■ **WORK TO BE COMPLETED**: Omit every picture, then give all the entries again exactly.

■ **MATERIAL FOR THE TASK**:
········

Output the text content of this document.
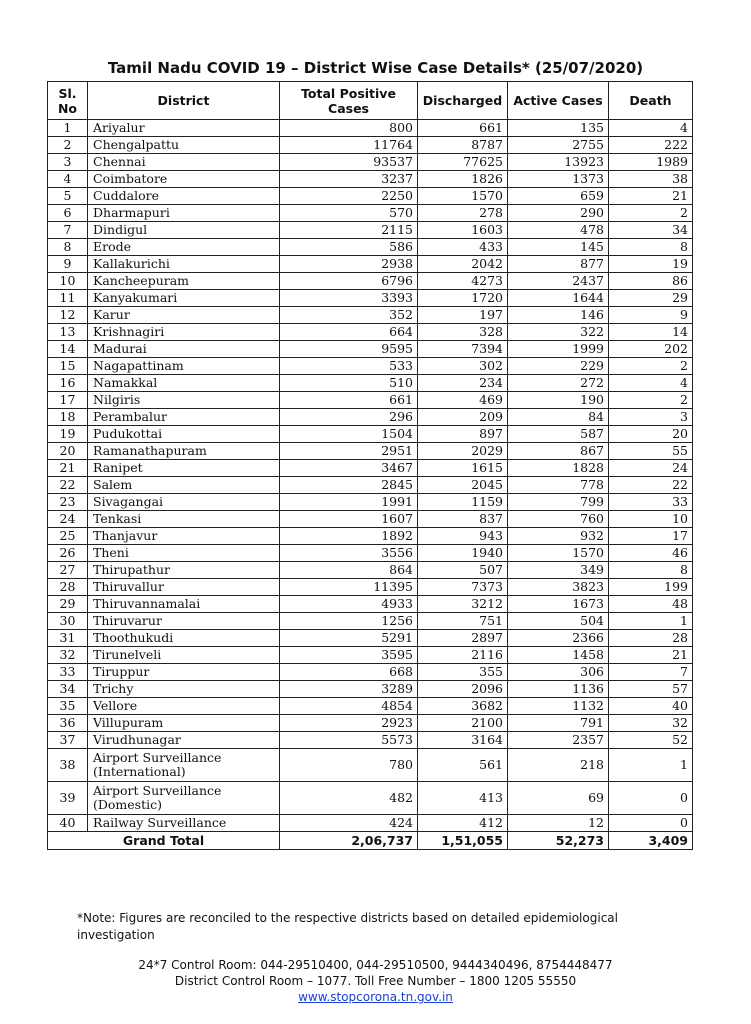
Tamil Nadu COVID 19 – District Wise Case Details* (25/07/2020)
Sl. No	District	Total Positive Cases	Discharged	Active Cases	Death
1	Ariyalur	800	661	135	4
2	Chengalpattu	11764	8787	2755	222
3	Chennai	93537	77625	13923	1989
4	Coimbatore	3237	1826	1373	38
5	Cuddalore	2250	1570	659	21
6	Dharmapuri	570	278	290	2
7	Dindigul	2115	1603	478	34
8	Erode	586	433	145	8
9	Kallakurichi	2938	2042	877	19
10	Kancheepuram	6796	4273	2437	86
11	Kanyakumari	3393	1720	1644	29
12	Karur	352	197	146	9
13	Krishnagiri	664	328	322	14
14	Madurai	9595	7394	1999	202
15	Nagapattinam	533	302	229	2
16	Namakkal	510	234	272	4
17	Nilgiris	661	469	190	2
18	Perambalur	296	209	84	3
19	Pudukottai	1504	897	587	20
20	Ramanathapuram	2951	2029	867	55
21	Ranipet	3467	1615	1828	24
22	Salem	2845	2045	778	22
23	Sivagangai	1991	1159	799	33
24	Tenkasi	1607	837	760	10
25	Thanjavur	1892	943	932	17
26	Theni	3556	1940	1570	46
27	Thirupathur	864	507	349	8
28	Thiruvallur	11395	7373	3823	199
29	Thiruvannamalai	4933	3212	1673	48
30	Thiruvarur	1256	751	504	1
31	Thoothukudi	5291	2897	2366	28
32	Tirunelveli	3595	2116	1458	21
33	Tiruppur	668	355	306	7
34	Trichy	3289	2096	1136	57
35	Vellore	4854	3682	1132	40
36	Villupuram	2923	2100	791	32
37	Virudhunagar	5573	3164	2357	52
38	Airport Surveillance (International)	780	561	218	1
39	Airport Surveillance (Domestic)	482	413	69	0
40	Railway Surveillance	424	412	12	0
Grand Total		2,06,737	1,51,055	52,273	3,409
*Note: Figures are reconciled to the respective districts based on detailed epidemiological investigation
24*7 Control Room: 044-29510400, 044-29510500, 9444340496, 8754448477
District Control Room – 1077. Toll Free Number – 1800 1205 55550
www.stopcorona.tn.gov.in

········

■ **CORRECT RESULT**:
Output the text content of this document.
Tamil Nadu COVID 19 – District Wise Case Details* (25/07/2020)
Sl. No	District	Total Positive Cases	Discharged	Active Cases	Death
1	Ariyalur	800	661	135	4
2	Chengalpattu	11764	8787	2755	222
3	Chennai	93537	77625	13923	1989
4	Coimbatore	3237	1826	1373	38
5	Cuddalore	2250	1570	659	21
6	Dharmapuri	570	278	290	2
7	Dindigul	2115	1603	478	34
8	Erode	586	433	145	8
9	Kallakurichi	2938	2042	877	19
10	Kancheepuram	6796	4273	2437	86
11	Kanyakumari	3393	1720	1644	29
12	Karur	352	197	146	9
13	Krishnagiri	664	328	322	14
14	Madurai	9595	7394	1999	202
15	Nagapattinam	533	302	229	2
16	Namakkal	510	234	272	4
17	Nilgiris	661	469	190	2
18	Perambalur	296	209	84	3
19	Pudukottai	1504	897	587	20
20	Ramanathapuram	2951	2029	867	55
21	Ranipet	3467	1615	1828	24
22	Salem	2845	2045	778	22
23	Sivagangai	1991	1159	799	33
24	Tenkasi	1607	837	760	10
25	Thanjavur	1892	943	932	17
26	Theni	3556	1940	1570	46
27	Thirupathur	864	507	349	8
28	Thiruvallur	11395	7373	3823	199
29	Thiruvannamalai	4933	3212	1673	48
30	Thiruvarur	1256	751	504	1
31	Thoothukudi	5291	2897	2366	28
32	Tirunelveli	3595	2116	1458	21
33	Tiruppur	668	355	306	7
34	Trichy	3289	2096	1136	57
35	Vellore	4854	3682	1132	40
36	Villupuram	2923	2100	791	32
37	Virudhunagar	5573	3164	2357	52
38	Airport Surveillance (International)	780	561	218	1
39	Airport Surveillance (Domestic)	482	413	69	0
40	Railway Surveillance	424	412	12	0
Grand Total		2,06,737	1,51,055	52,273	3,409
*Note: Figures are reconciled to the respective districts based on detailed epidemiological investigation
24*7 Control Room: 044-29510400, 044-29510500, 9444340496, 8754448477
District Control Room – 1077. Toll Free Number – 1800 1205 55550
www.stopcorona.tn.gov.in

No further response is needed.